Entries taken from a collection
>> Start
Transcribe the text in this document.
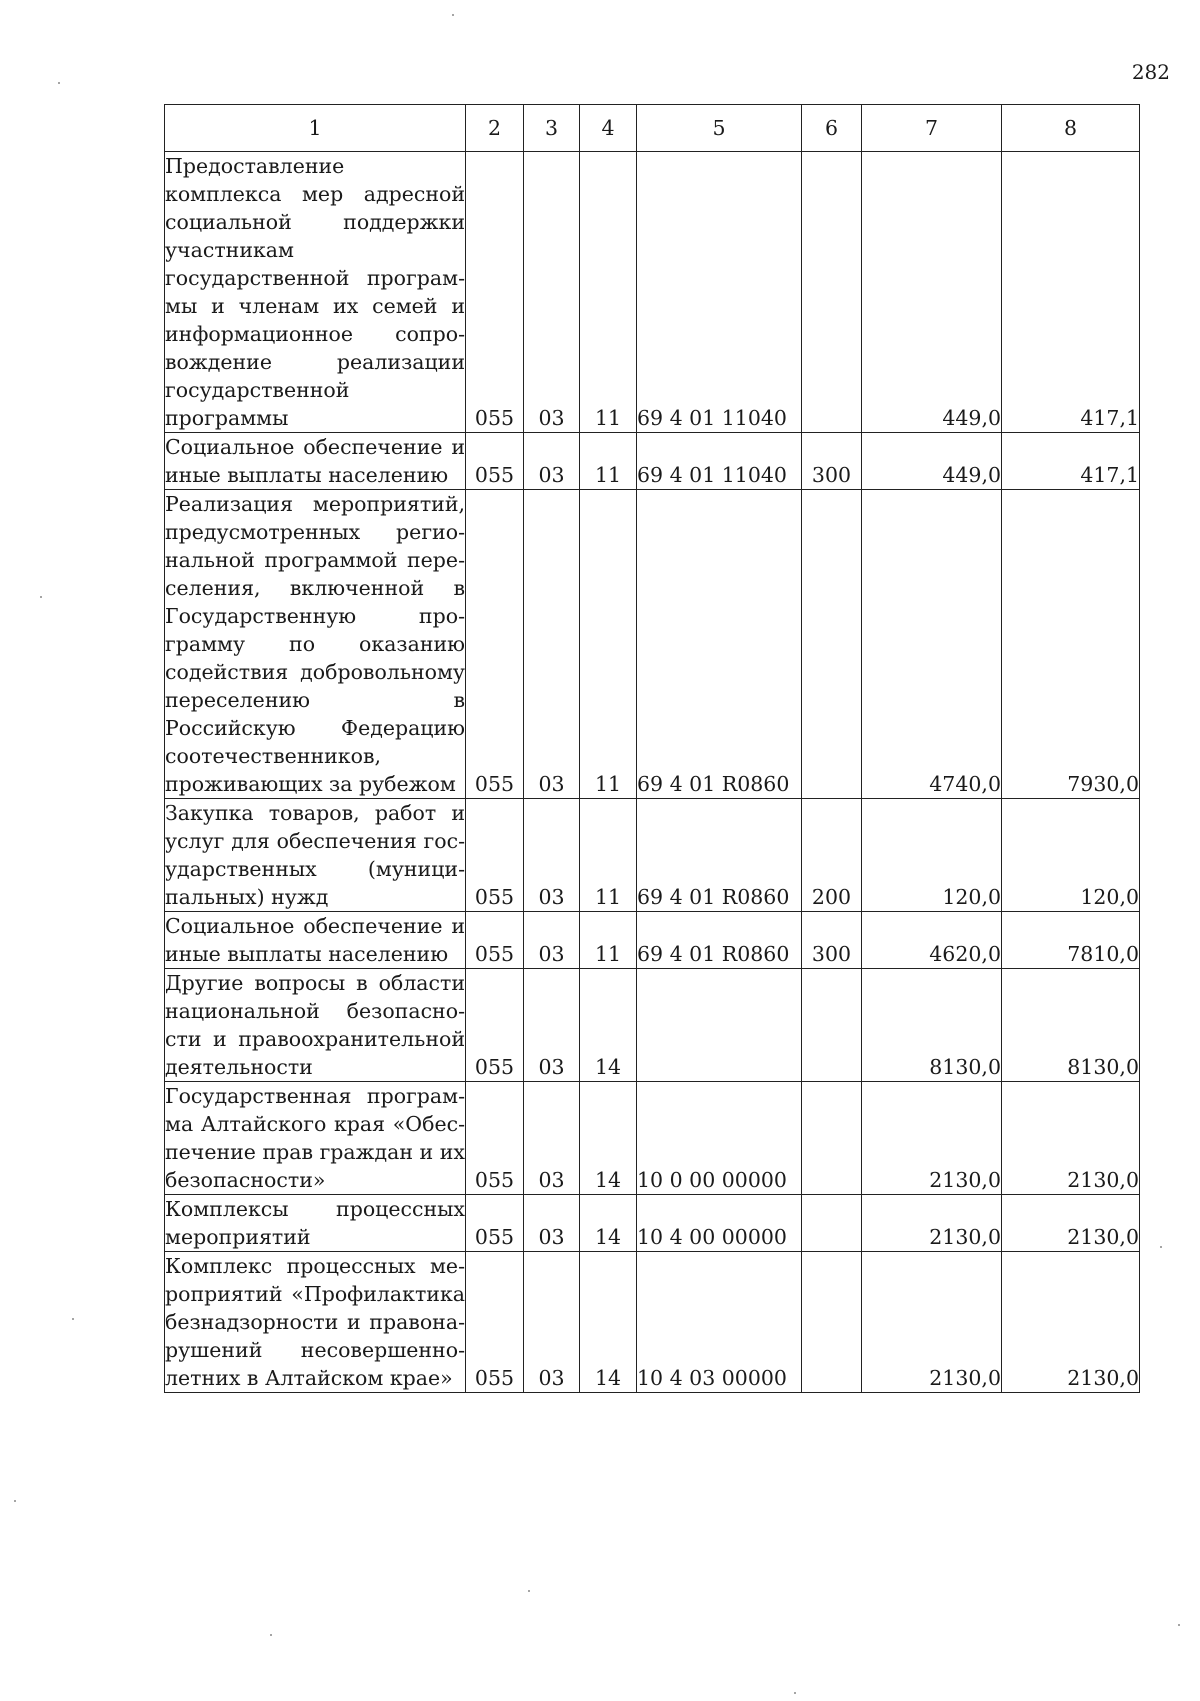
282
1	2	3	4	5	6	7	8
Предоставление комплекса мер адресной социальной поддержки участникам государственной программы и членам их семей и информационное сопровождение реализации государственной программы	055	03	11	69 4 01 11040		449,0	417,1
Социальное обеспечение и иные выплаты населению	055	03	11	69 4 01 11040	300	449,0	417,1
Реализация мероприятий, предусмотренных региональной программой переселения, включенной в Государственную программу по оказанию содействия добровольному переселению в Российскую Федерацию соотечественников, проживающих за рубежом	055	03	11	69 4 01 R0860		4740,0	7930,0
Закупка товаров, работ и услуг для обеспечения государственных (муниципальных) нужд	055	03	11	69 4 01 R0860	200	120,0	120,0
Социальное обеспечение и иные выплаты населению	055	03	11	69 4 01 R0860	300	4620,0	7810,0
Другие вопросы в области национальной безопасности и правоохранительной деятельности	055	03	14			8130,0	8130,0
Государственная программа Алтайского края «Обеспечение прав граждан и их безопасности»	055	03	14	10 0 00 00000		2130,0	2130,0
Комплексы процессных мероприятий	055	03	14	10 4 00 00000		2130,0	2130,0
Комплекс процессных мероприятий «Профилактика безнадзорности и правонарушений несовершеннолетних в Алтайском крае»	055	03	14	10 4 03 00000		2130,0	2130,0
>> End
§ **Task**
Every line should be retyped exactly, with the pictures omitted.

§ **Solution to the problem**
Transcribe the text in this document.
282
1	2	3	4	5	6	7	8
Предоставление комплекса мер адресной социальной поддержки участникам государственной программы и членам их семей и информационное сопровождение реализации государственной программы	055	03	11	69 4 01 11040		449,0	417,1
Социальное обеспечение и иные выплаты населению	055	03	11	69 4 01 11040	300	449,0	417,1
Реализация мероприятий, предусмотренных региональной программой переселения, включенной в Государственную программу по оказанию содействия добровольному переселению в Российскую Федерацию соотечественников, проживающих за рубежом	055	03	11	69 4 01 R0860		4740,0	7930,0
Закупка товаров, работ и услуг для обеспечения государственных (муниципальных) нужд	055	03	11	69 4 01 R0860	200	120,0	120,0
Социальное обеспечение и иные выплаты населению	055	03	11	69 4 01 R0860	300	4620,0	7810,0
Другие вопросы в области национальной безопасности и правоохранительной деятельности	055	03	14			8130,0	8130,0
Государственная программа Алтайского края «Обеспечение прав граждан и их безопасности»	055	03	14	10 0 00 00000		2130,0	2130,0
Комплексы процессных мероприятий	055	03	14	10 4 00 00000		2130,0	2130,0
Комплекс процессных мероприятий «Профилактика безнадзорности и правонарушений несовершеннолетних в Алтайском крае»	055	03	14	10 4 03 00000		2130,0	2130,0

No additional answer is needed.